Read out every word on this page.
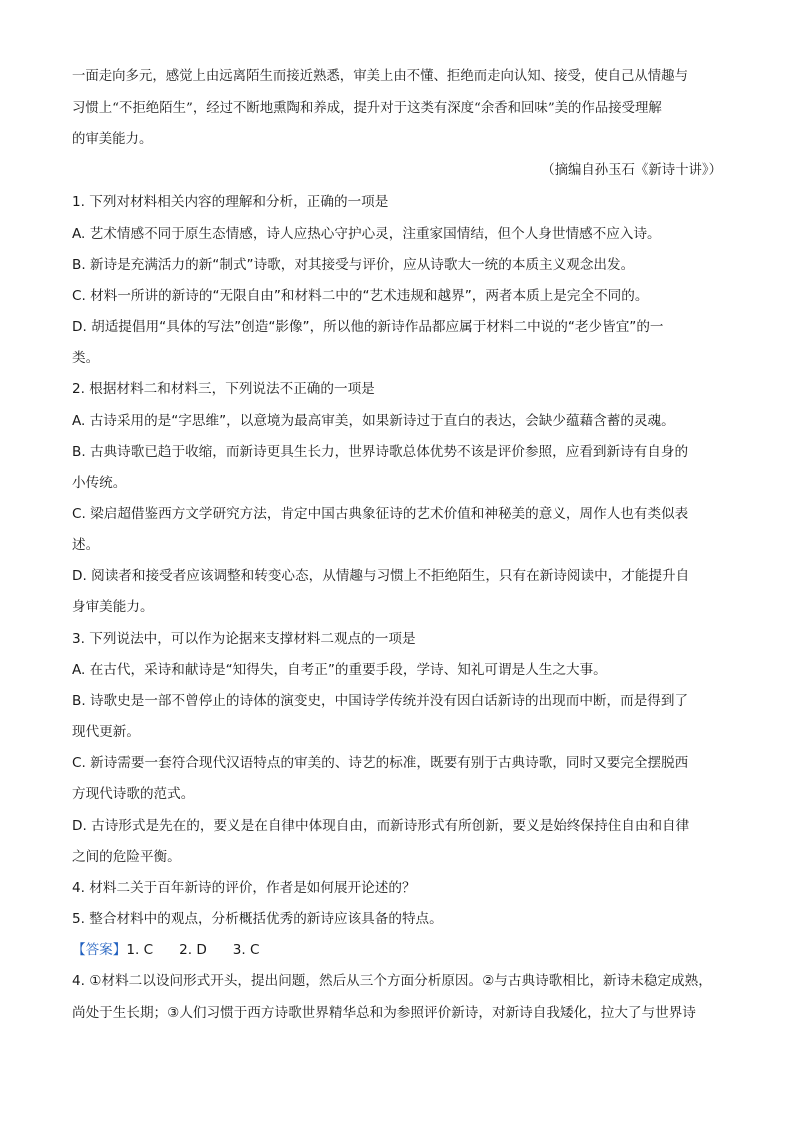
一面走向多元，感觉上由远离陌生而接近熟悉，审美上由不懂、拒绝而走向认知、接受，使自己从情趣与
习惯上“不拒绝陌生”，经过不断地熏陶和养成，提升对于这类有深度“余香和回味”美的作品接受理解
的审美能力。
（摘编自孙玉石《新诗十讲》）
1. 下列对材料相关内容的理解和分析，正确的一项是
A. 艺术情感不同于原生态情感，诗人应热心守护心灵，注重家国情结，但个人身世情感不应入诗。
B. 新诗是充满活力的新“制式”诗歌，对其接受与评价，应从诗歌大一统的本质主义观念出发。
C. 材料一所讲的新诗的“无限自由”和材料二中的“艺术违规和越界”，两者本质上是完全不同的。
D. 胡适提倡用“具体的写法”创造“影像”，所以他的新诗作品都应属于材料二中说的“老少皆宜”的一
类。
2. 根据材料二和材料三，下列说法不正确的一项是
A. 古诗采用的是“字思维”，以意境为最高审美，如果新诗过于直白的表达，会缺少蕴藉含蓄的灵魂。
B. 古典诗歌已趋于收缩，而新诗更具生长力，世界诗歌总体优势不该是评价参照，应看到新诗有自身的
小传统。
C. 梁启超借鉴西方文学研究方法，肯定中国古典象征诗的艺术价值和神秘美的意义，周作人也有类似表
述。
D. 阅读者和接受者应该调整和转变心态，从情趣与习惯上不拒绝陌生，只有在新诗阅读中，才能提升自
身审美能力。
3. 下列说法中，可以作为论据来支撑材料二观点的一项是
A. 在古代，采诗和献诗是“知得失，自考正”的重要手段，学诗、知礼可谓是人生之大事。
B. 诗歌史是一部不曾停止的诗体的演变史，中国诗学传统并没有因白话新诗的出现而中断，而是得到了
现代更新。
C. 新诗需要一套符合现代汉语特点的审美的、诗艺的标准，既要有别于古典诗歌，同时又要完全摆脱西
方现代诗歌的范式。
D. 古诗形式是先在的，要义是在自律中体现自由，而新诗形式有所创新，要义是始终保持住自由和自律
之间的危险平衡。
4. 材料二关于百年新诗的评价，作者是如何展开论述的？
5. 整合材料中的观点，分析概括优秀的新诗应该具备的特点。
【答案】1. C      2. D      3. C
4. ①材料二以设问形式开头，提出问题，然后从三个方面分析原因。②与古典诗歌相比，新诗未稳定成熟，
尚处于生长期；③人们习惯于西方诗歌世界精华总和为参照评价新诗，对新诗自我矮化，拉大了与世界诗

********

What the task asks:
Each record above should be copied character for character, with pictures dropped.

Correct answer:
Read out every word on this page.
一面走向多元，感觉上由远离陌生而接近熟悉，审美上由不懂、拒绝而走向认知、接受，使自己从情趣与
习惯上“不拒绝陌生”，经过不断地熏陶和养成，提升对于这类有深度“余香和回味”美的作品接受理解
的审美能力。
（摘编自孙玉石《新诗十讲》）
1. 下列对材料相关内容的理解和分析，正确的一项是
A. 艺术情感不同于原生态情感，诗人应热心守护心灵，注重家国情结，但个人身世情感不应入诗。
B. 新诗是充满活力的新“制式”诗歌，对其接受与评价，应从诗歌大一统的本质主义观念出发。
C. 材料一所讲的新诗的“无限自由”和材料二中的“艺术违规和越界”，两者本质上是完全不同的。
D. 胡适提倡用“具体的写法”创造“影像”，所以他的新诗作品都应属于材料二中说的“老少皆宜”的一
类。
2. 根据材料二和材料三，下列说法不正确的一项是
A. 古诗采用的是“字思维”，以意境为最高审美，如果新诗过于直白的表达，会缺少蕴藉含蓄的灵魂。
B. 古典诗歌已趋于收缩，而新诗更具生长力，世界诗歌总体优势不该是评价参照，应看到新诗有自身的
小传统。
C. 梁启超借鉴西方文学研究方法，肯定中国古典象征诗的艺术价值和神秘美的意义，周作人也有类似表
述。
D. 阅读者和接受者应该调整和转变心态，从情趣与习惯上不拒绝陌生，只有在新诗阅读中，才能提升自
身审美能力。
3. 下列说法中，可以作为论据来支撑材料二观点的一项是
A. 在古代，采诗和献诗是“知得失，自考正”的重要手段，学诗、知礼可谓是人生之大事。
B. 诗歌史是一部不曾停止的诗体的演变史，中国诗学传统并没有因白话新诗的出现而中断，而是得到了
现代更新。
C. 新诗需要一套符合现代汉语特点的审美的、诗艺的标准，既要有别于古典诗歌，同时又要完全摆脱西
方现代诗歌的范式。
D. 古诗形式是先在的，要义是在自律中体现自由，而新诗形式有所创新，要义是始终保持住自由和自律
之间的危险平衡。
4. 材料二关于百年新诗的评价，作者是如何展开论述的？
5. 整合材料中的观点，分析概括优秀的新诗应该具备的特点。
【答案】1. C      2. D      3. C
4. ①材料二以设问形式开头，提出问题，然后从三个方面分析原因。②与古典诗歌相比，新诗未稳定成熟，
尚处于生长期；③人们习惯于西方诗歌世界精华总和为参照评价新诗，对新诗自我矮化，拉大了与世界诗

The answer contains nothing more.